• **Instrucciones de trabajo**
(1) Enumera todas las personas que se nombran en el texto sobre la cultura.
(2) Imprime sin cambios el fragmento del texto sobre la cultura que va desde "Tal vez por" hasta "y las semillas.".

• **Texto proporcionado**
———

Ella nos ha traído desde esas incómodas cavernas hasta los salones iluminados de lámparas, con diálogo apacible, con licores y cenas, mirando la medida del tiempo en la muñeca, arrancando las hojas últimas de los calendarios y hablando de esas cosas impalpables y refinadas que son la felicidad y el futuro, con todos los verbos y las figuras gramaticales en regla, y con la certeza casi absoluta de que los proyectos bien concebidos se realizarán en esos tiempos hipotéticos.
Fue Paul Valery quien dijo que “el hombre es absurdo por lo que busca y es grande por lo que encuentra”. Fue Auden quien dijo que “el artesano sabe siempre qué tipo de objeto piensa elaborar y reproducir, en tanto que el artista sólo sabe lo que busca cuando lo encuentra”. Ello significa que para encontrar las cosas a menudo hay que avanzar a ciegas, presintiendo, intuyendo, equivocándose, recibiendo la memoria de las edades, dando pasos sobre las huellas de otros. Ello significa también que la primera vez, cuando el artesano hizo su invento, descubrió su diseño, era también un artista creador. Y que el artista, obedeciendo a leyes secretas, oye voces, sigue pálpitos, conecta puntos, y de viejos inventos obtiene nuevas conclusiones.
Tal vez por eso suena tan mal cuando los políticos llegan con el cuento de que la cultura debe ser rentable y autosostenible, y que todo invento es propiedad privada. Con los inventos de la cultura trabaja y es rentable toda la civilización. Nadie nos cobra por usar las cifras, las letras, las palabras, todavía no nos pasan la cuenta mensual los propietarios de la gramática por utilizar los verbos y los adjetivos, aunque, como van las cosas, eso ya llegará. Alguna multinacional ingeniosa aliada con algún gobierno corto de espíritu privatizará los grandes bienes universales de la cultura, como han privatizado las obras de Van Gogh, con las que él pagaba a duras penas su plato de sopa, para que sean ahora la imagen de las tarjetas de crédito; como quieren privatizar el agua, los secretos del cuerpo, el viento y las semillas.
Oscuros banqueros especulan, tortuosas corporaciones trafican, los Estados son saqueados sin escrúpulos, la tierra es objeto de valorizaciones y destinaciones ocultas, las burbujas financieras estallan, malos manejos y malos gobiernos precipitan a las sociedades en la recesión y en la crisis, el tesoro público se convierte en la tabla de salvación de los capitales privados, y llega por fin el infierno tan temido de las vacas flacas y ya no del recorte, sino de la mutilación de los presupuestos.

———

• **Datos extraídos**
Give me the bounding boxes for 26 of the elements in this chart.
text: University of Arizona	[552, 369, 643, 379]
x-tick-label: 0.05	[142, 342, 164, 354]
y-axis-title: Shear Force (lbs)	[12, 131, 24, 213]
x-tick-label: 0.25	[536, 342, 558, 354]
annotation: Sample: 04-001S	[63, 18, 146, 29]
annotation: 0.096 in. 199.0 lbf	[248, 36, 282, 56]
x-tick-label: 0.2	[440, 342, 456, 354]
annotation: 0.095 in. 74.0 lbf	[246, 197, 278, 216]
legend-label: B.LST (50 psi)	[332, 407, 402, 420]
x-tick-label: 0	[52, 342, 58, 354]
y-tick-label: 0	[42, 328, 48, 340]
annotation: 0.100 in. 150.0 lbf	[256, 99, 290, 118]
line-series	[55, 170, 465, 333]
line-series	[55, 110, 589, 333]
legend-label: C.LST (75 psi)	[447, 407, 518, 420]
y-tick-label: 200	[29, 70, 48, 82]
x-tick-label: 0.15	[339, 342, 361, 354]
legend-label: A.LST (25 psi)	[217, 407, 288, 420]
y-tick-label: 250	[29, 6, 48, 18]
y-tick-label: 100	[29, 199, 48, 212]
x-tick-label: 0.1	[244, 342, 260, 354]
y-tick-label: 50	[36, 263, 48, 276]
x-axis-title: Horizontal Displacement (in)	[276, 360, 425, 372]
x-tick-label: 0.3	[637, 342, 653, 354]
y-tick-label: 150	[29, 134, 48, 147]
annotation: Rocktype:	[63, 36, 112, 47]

———

• **Respuestas por tarea**
(1) Paul Valery, Auden, Van Gogh

(2)
Tal vez por eso suena tan mal cuando los políticos llegan con el cuento de que la cultura debe ser rentable y autosostenible, y que todo invento es propiedad privada. Con los inventos de la cultura trabaja y es rentable toda la civilización. Nadie nos cobra por usar las cifras, las letras, las palabras, todavía no nos pasan la cuenta mensual los propietarios de la gramática por utilizar los verbos y los adjetivos, aunque, como van las cosas, eso ya llegará. Alguna multinacional ingeniosa aliada con algún gobierno corto de espíritu privatizará los grandes bienes universales de la cultura, como han privatizado las obras de Van Gogh, con las que él pagaba a duras penas su plato de sopa, para que sean ahora la imagen de las tarjetas de crédito; como quieren privatizar el agua, los secretos del cuerpo, el viento y las semillas.